*DIRECTIVE*
Go through the lines below. Copy those with "écran".

Data items
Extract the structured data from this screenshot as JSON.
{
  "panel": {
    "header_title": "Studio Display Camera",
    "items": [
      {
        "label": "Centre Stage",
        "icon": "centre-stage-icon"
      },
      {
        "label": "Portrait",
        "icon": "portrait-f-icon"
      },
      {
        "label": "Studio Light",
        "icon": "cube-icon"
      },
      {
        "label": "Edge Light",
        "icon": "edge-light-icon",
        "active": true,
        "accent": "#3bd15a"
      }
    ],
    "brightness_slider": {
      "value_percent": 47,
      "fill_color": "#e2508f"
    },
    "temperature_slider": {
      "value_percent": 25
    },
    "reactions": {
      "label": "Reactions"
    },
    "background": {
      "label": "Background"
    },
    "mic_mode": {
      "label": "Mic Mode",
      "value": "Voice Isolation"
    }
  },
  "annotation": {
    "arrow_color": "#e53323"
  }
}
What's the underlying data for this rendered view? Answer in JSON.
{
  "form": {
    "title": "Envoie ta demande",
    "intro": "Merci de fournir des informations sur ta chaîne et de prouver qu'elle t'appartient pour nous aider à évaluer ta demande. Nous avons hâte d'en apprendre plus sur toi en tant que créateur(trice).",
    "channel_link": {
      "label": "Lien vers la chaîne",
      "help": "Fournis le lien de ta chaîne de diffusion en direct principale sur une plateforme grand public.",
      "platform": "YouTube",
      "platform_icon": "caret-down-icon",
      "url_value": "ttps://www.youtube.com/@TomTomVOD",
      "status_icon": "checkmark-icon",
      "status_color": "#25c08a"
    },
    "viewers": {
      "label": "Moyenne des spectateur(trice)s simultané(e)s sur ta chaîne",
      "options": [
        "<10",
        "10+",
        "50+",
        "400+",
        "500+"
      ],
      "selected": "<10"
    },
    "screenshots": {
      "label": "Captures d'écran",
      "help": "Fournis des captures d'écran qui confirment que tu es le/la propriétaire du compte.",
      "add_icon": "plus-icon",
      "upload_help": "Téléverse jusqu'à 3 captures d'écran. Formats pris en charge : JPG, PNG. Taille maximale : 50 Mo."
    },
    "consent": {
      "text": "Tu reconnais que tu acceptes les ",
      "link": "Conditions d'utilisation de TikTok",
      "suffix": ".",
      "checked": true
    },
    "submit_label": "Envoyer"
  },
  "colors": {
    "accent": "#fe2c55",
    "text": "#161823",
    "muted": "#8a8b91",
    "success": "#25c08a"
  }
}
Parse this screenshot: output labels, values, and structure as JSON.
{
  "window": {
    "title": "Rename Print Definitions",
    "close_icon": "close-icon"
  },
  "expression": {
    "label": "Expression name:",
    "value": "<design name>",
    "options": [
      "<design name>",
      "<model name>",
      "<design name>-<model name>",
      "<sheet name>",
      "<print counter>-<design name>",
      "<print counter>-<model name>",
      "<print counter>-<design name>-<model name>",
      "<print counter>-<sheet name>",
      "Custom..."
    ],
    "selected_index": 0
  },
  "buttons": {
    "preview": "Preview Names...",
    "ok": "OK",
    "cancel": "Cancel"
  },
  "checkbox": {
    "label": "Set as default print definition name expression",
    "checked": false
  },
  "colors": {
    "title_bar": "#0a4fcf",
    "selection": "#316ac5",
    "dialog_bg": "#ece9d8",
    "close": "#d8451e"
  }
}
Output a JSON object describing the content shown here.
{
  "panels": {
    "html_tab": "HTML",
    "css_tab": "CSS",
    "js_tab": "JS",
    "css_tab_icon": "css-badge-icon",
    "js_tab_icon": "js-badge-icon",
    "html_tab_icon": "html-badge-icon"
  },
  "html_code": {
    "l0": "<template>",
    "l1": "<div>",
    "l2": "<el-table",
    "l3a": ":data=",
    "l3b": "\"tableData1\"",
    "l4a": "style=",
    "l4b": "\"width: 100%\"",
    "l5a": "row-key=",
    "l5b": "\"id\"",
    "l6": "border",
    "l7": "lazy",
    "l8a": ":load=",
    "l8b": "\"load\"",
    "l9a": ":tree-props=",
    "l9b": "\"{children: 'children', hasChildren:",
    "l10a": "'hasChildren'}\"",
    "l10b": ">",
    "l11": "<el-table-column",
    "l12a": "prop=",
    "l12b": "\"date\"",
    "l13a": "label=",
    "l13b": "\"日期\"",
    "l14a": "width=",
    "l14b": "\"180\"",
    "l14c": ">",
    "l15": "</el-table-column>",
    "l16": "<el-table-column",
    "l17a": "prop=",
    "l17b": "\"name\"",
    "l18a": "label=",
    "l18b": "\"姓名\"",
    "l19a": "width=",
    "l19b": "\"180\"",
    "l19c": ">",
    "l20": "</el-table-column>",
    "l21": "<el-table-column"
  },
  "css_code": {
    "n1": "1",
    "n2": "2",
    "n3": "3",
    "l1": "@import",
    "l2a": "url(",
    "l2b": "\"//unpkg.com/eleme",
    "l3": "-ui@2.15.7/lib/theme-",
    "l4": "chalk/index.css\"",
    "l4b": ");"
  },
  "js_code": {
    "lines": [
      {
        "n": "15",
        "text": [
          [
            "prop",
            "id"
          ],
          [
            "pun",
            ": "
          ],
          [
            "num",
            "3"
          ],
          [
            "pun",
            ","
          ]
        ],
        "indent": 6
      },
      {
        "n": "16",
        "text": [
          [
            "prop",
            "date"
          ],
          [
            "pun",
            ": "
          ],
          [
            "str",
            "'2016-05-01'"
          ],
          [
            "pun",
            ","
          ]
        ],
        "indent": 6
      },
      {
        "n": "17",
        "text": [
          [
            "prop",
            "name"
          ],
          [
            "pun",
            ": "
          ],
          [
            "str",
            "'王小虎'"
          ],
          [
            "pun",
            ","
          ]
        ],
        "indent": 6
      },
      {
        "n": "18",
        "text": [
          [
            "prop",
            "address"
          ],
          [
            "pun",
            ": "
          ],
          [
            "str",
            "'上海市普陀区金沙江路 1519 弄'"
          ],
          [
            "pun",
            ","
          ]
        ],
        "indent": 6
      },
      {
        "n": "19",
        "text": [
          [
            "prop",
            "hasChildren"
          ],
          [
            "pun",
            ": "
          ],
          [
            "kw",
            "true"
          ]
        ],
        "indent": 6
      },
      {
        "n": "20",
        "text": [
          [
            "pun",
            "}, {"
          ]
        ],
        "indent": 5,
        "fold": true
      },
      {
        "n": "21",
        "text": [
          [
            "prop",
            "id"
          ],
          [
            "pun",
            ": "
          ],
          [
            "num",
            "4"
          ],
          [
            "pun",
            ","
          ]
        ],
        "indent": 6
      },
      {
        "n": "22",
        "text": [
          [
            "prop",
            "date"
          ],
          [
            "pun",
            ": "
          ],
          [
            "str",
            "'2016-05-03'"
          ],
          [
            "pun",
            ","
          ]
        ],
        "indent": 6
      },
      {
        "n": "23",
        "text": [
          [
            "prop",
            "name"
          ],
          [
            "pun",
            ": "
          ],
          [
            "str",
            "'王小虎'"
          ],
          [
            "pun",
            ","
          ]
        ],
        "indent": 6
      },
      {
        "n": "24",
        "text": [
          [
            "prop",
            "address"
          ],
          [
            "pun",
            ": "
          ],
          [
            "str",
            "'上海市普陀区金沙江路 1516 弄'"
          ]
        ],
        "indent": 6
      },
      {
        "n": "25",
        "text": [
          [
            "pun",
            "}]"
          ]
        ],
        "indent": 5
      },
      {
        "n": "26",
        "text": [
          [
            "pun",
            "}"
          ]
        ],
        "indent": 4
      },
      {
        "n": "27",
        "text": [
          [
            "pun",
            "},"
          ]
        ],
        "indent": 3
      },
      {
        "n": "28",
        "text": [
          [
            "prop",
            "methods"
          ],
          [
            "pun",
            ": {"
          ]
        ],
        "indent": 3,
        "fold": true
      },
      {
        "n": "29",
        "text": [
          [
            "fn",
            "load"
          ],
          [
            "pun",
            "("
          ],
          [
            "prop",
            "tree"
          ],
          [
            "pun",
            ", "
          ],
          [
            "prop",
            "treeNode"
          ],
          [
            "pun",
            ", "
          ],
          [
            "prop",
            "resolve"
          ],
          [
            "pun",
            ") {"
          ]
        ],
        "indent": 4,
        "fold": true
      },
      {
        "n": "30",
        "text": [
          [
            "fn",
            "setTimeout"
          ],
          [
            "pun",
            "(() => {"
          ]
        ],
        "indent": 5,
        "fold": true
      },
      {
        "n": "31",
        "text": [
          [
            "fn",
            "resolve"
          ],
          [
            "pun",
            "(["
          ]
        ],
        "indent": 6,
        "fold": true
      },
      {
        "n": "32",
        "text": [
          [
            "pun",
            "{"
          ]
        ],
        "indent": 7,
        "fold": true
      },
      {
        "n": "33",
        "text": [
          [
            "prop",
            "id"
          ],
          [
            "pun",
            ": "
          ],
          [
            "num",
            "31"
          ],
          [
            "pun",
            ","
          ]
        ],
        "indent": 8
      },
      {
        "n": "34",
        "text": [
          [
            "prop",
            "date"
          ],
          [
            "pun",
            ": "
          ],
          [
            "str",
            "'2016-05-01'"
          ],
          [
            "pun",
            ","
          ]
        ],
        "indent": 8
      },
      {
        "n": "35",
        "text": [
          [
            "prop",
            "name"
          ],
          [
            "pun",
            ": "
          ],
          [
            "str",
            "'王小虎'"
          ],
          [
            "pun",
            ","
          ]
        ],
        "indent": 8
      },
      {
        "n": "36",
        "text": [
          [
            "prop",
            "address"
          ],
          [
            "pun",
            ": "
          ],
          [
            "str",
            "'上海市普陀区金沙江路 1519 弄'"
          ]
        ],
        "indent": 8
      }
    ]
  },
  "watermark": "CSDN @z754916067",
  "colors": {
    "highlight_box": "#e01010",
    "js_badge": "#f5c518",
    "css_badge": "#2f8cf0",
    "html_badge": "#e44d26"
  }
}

*IN RESPONSE*
      "label": "Captures d'écran",
      "help": "Fournis des captures d'écran qui confirment que tu es le/la propriétaire du compte.",
      "upload_help": "Téléverse jusqu'à 3 captures d'écran. Formats pris en charge : JPG, PNG. Taille maximale : 50 Mo."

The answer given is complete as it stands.